#### [WORK TO BE COMPLETED]
Rewrite the data below, changing every "step-badge" to "step-marker" and leaving everything else as it is. Leave out the pictures.

#### [INFORMATION SHOWN]
= = = = =
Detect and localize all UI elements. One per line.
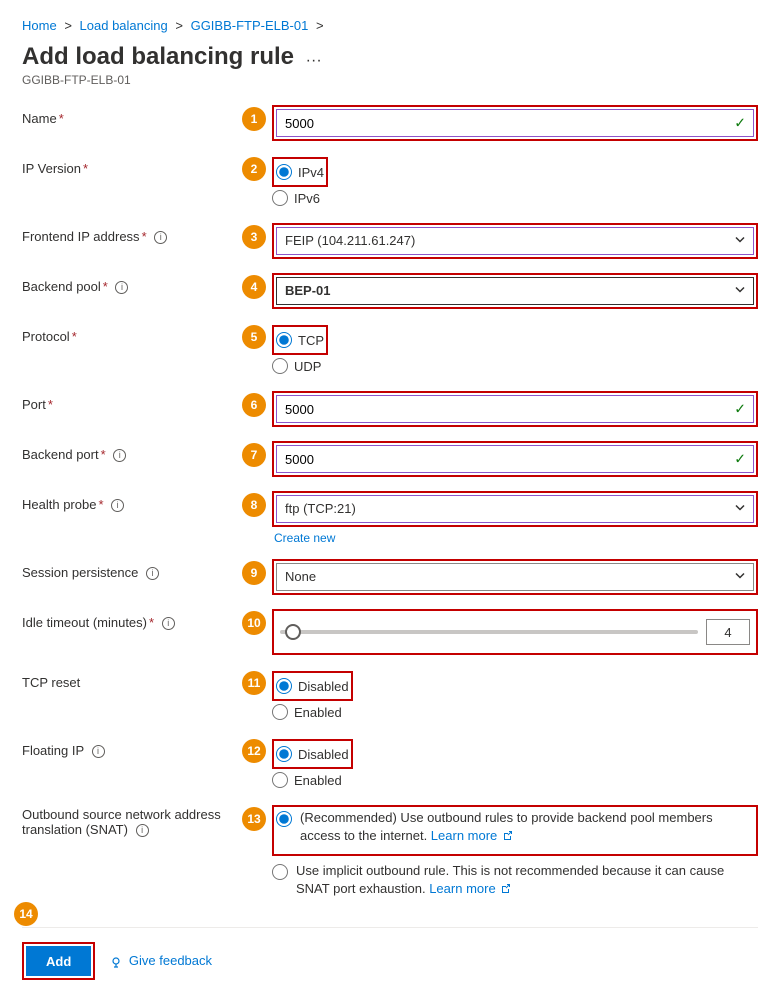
label-tcp: TCP [298,333,324,348]
info-icon[interactable]: i [115,281,128,294]
label-floating-disabled: Disabled [298,747,349,762]
radio-tcpreset-disabled[interactable] [276,678,292,694]
info-icon[interactable]: i [154,231,167,244]
radio-udp[interactable] [272,358,288,374]
idle-slider[interactable] [280,630,698,634]
radio-ipv6[interactable] [272,190,288,206]
snat-learnmore-1[interactable]: Learn more [431,828,497,843]
label-tcpreset-enabled: Enabled [294,705,342,720]
add-button[interactable]: Add [26,946,91,976]
step-badge-12: 12 [242,739,266,763]
step-badge-6: 6 [242,393,266,417]
name-input[interactable] [276,109,754,137]
radio-tcp[interactable] [276,332,292,348]
step-badge-11: 11 [242,671,266,695]
radio-ipv4[interactable] [276,164,292,180]
external-link-icon [501,883,511,893]
step-badge-4: 4 [242,275,266,299]
step-badge-9: 9 [242,561,266,585]
info-icon[interactable]: i [146,567,159,580]
label-ipv6: IPv6 [294,191,320,206]
step-badge-13: 13 [242,807,266,831]
label-port: Port [22,397,46,412]
info-icon[interactable]: i [136,824,149,837]
breadcrumb: Home > Load balancing > GGIBB-FTP-ELB-01… [22,18,758,33]
page-title: Add load balancing rule [22,43,294,71]
label-frontend: Frontend IP address [22,229,140,244]
session-select[interactable]: None [276,563,754,591]
label-backend: Backend pool [22,279,101,294]
label-ipv4: IPv4 [298,165,324,180]
label-floating: Floating IP [22,743,84,758]
breadcrumb-resource[interactable]: GGIBB-FTP-ELB-01 [191,18,309,33]
step-badge-7: 7 [242,443,266,467]
info-icon[interactable]: i [113,449,126,462]
info-icon[interactable]: i [162,617,175,630]
backend-select[interactable]: BEP-01 [276,277,754,305]
backendport-input[interactable] [276,445,754,473]
more-icon[interactable]: ··· [306,52,322,69]
info-icon[interactable]: i [92,745,105,758]
port-input[interactable] [276,395,754,423]
label-tcpreset: TCP reset [22,675,80,690]
step-badge-8: 8 [242,493,266,517]
label-name: Name [22,111,57,126]
step-badge-1: 1 [242,107,266,131]
label-healthprobe: Health probe [22,497,96,512]
label-ipversion: IP Version [22,161,81,176]
radio-tcpreset-enabled[interactable] [272,704,288,720]
step-badge-3: 3 [242,225,266,249]
label-protocol: Protocol [22,329,70,344]
create-new-link[interactable]: Create new [274,531,335,545]
label-idle: Idle timeout (minutes) [22,615,147,630]
radio-floating-enabled[interactable] [272,772,288,788]
feedback-icon [111,955,125,969]
step-badge-10: 10 [242,611,266,635]
label-snat: Outbound source network address translat… [22,807,221,837]
slider-thumb[interactable] [285,624,301,640]
step-badge-14: 14 [14,902,38,926]
frontend-select[interactable]: FEIP (104.211.61.247) [276,227,754,255]
external-link-icon [503,830,513,840]
radio-floating-disabled[interactable] [276,746,292,762]
breadcrumb-home[interactable]: Home [22,18,57,33]
give-feedback-link[interactable]: Give feedback [129,953,212,968]
snat-learnmore-2[interactable]: Learn more [429,881,495,896]
healthprobe-select[interactable]: ftp (TCP:21) [276,495,754,523]
radio-snat-implicit[interactable] [272,864,288,880]
label-session: Session persistence [22,565,138,580]
page-subtitle: GGIBB-FTP-ELB-01 [22,73,758,87]
label-floating-enabled: Enabled [294,773,342,788]
step-badge-2: 2 [242,157,266,181]
radio-snat-recommended[interactable] [276,811,292,827]
idle-value[interactable]: 4 [706,619,750,645]
breadcrumb-lb[interactable]: Load balancing [80,18,168,33]
info-icon[interactable]: i [111,499,124,512]
label-backendport: Backend port [22,447,99,462]
label-tcpreset-disabled: Disabled [298,679,349,694]
step-badge-5: 5 [242,325,266,349]
label-udp: UDP [294,359,321,374]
= = = = =
#### [ANSWER IN FULL]
Detect and localize all UI elements. One per line.
label-tcp: TCP [298,333,324,348]
info-icon[interactable]: i [115,281,128,294]
label-floating-disabled: Disabled [298,747,349,762]
radio-tcpreset-disabled[interactable] [276,678,292,694]
info-icon[interactable]: i [154,231,167,244]
radio-udp[interactable] [272,358,288,374]
idle-slider[interactable] [280,630,698,634]
radio-ipv6[interactable] [272,190,288,206]
snat-learnmore-1[interactable]: Learn more [431,828,497,843]
label-tcpreset-enabled: Enabled [294,705,342,720]
add-button[interactable]: Add [26,946,91,976]
step-marker-12: 12 [242,739,266,763]
step-marker-6: 6 [242,393,266,417]
name-input[interactable] [276,109,754,137]
radio-tcp[interactable] [276,332,292,348]
step-marker-11: 11 [242,671,266,695]
radio-ipv4[interactable] [276,164,292,180]
external-link-icon [501,883,511,893]
step-marker-4: 4 [242,275,266,299]
step-marker-9: 9 [242,561,266,585]
info-icon[interactable]: i [146,567,159,580]
label-ipv6: IPv6 [294,191,320,206]
step-marker-13: 13 [242,807,266,831]
label-port: Port [22,397,46,412]
info-icon[interactable]: i [136,824,149,837]
breadcrumb: Home > Load balancing > GGIBB-FTP-ELB-01… [22,18,758,33]
page-title: Add load balancing rule [22,43,294,71]
label-frontend: Frontend IP address [22,229,140,244]
session-select[interactable]: None [276,563,754,591]
label-backend: Backend pool [22,279,101,294]
label-ipv4: IPv4 [298,165,324,180]
label-floating: Floating IP [22,743,84,758]
breadcrumb-resource[interactable]: GGIBB-FTP-ELB-01 [191,18,309,33]
step-marker-7: 7 [242,443,266,467]
info-icon[interactable]: i [113,449,126,462]
info-icon[interactable]: i [162,617,175,630]
backend-select[interactable]: BEP-01 [276,277,754,305]
backendport-input[interactable] [276,445,754,473]
more-icon[interactable]: ··· [306,52,322,69]
info-icon[interactable]: i [92,745,105,758]
port-input[interactable] [276,395,754,423]
label-tcpreset: TCP reset [22,675,80,690]
step-marker-8: 8 [242,493,266,517]
label-name: Name [22,111,57,126]
step-marker-1: 1 [242,107,266,131]
label-healthprobe: Health probe [22,497,96,512]
label-ipversion: IP Version [22,161,81,176]
radio-tcpreset-enabled[interactable] [272,704,288,720]
step-marker-3: 3 [242,225,266,249]
label-protocol: Protocol [22,329,70,344]
create-new-link[interactable]: Create new [274,531,335,545]
label-idle: Idle timeout (minutes) [22,615,147,630]
radio-floating-enabled[interactable] [272,772,288,788]
feedback-icon [111,955,125,969]
step-marker-10: 10 [242,611,266,635]
label-snat: Outbound source network address translat… [22,807,221,837]
slider-thumb[interactable] [285,624,301,640]
step-marker-14: 14 [14,902,38,926]
frontend-select[interactable]: FEIP (104.211.61.247) [276,227,754,255]
external-link-icon [503,830,513,840]
radio-floating-disabled[interactable] [276,746,292,762]
breadcrumb-home[interactable]: Home [22,18,57,33]
give-feedback-link[interactable]: Give feedback [129,953,212,968]
snat-learnmore-2[interactable]: Learn more [429,881,495,896]
healthprobe-select[interactable]: ftp (TCP:21) [276,495,754,523]
radio-snat-implicit[interactable] [272,864,288,880]
label-session: Session persistence [22,565,138,580]
page-subtitle: GGIBB-FTP-ELB-01 [22,73,758,87]
label-floating-enabled: Enabled [294,773,342,788]
step-marker-2: 2 [242,157,266,181]
radio-snat-recommended[interactable] [276,811,292,827]
idle-value[interactable]: 4 [706,619,750,645]
breadcrumb-lb[interactable]: Load balancing [80,18,168,33]
info-icon[interactable]: i [111,499,124,512]
label-backendport: Backend port [22,447,99,462]
label-tcpreset-disabled: Disabled [298,679,349,694]
step-marker-5: 5 [242,325,266,349]
label-udp: UDP [294,359,321,374]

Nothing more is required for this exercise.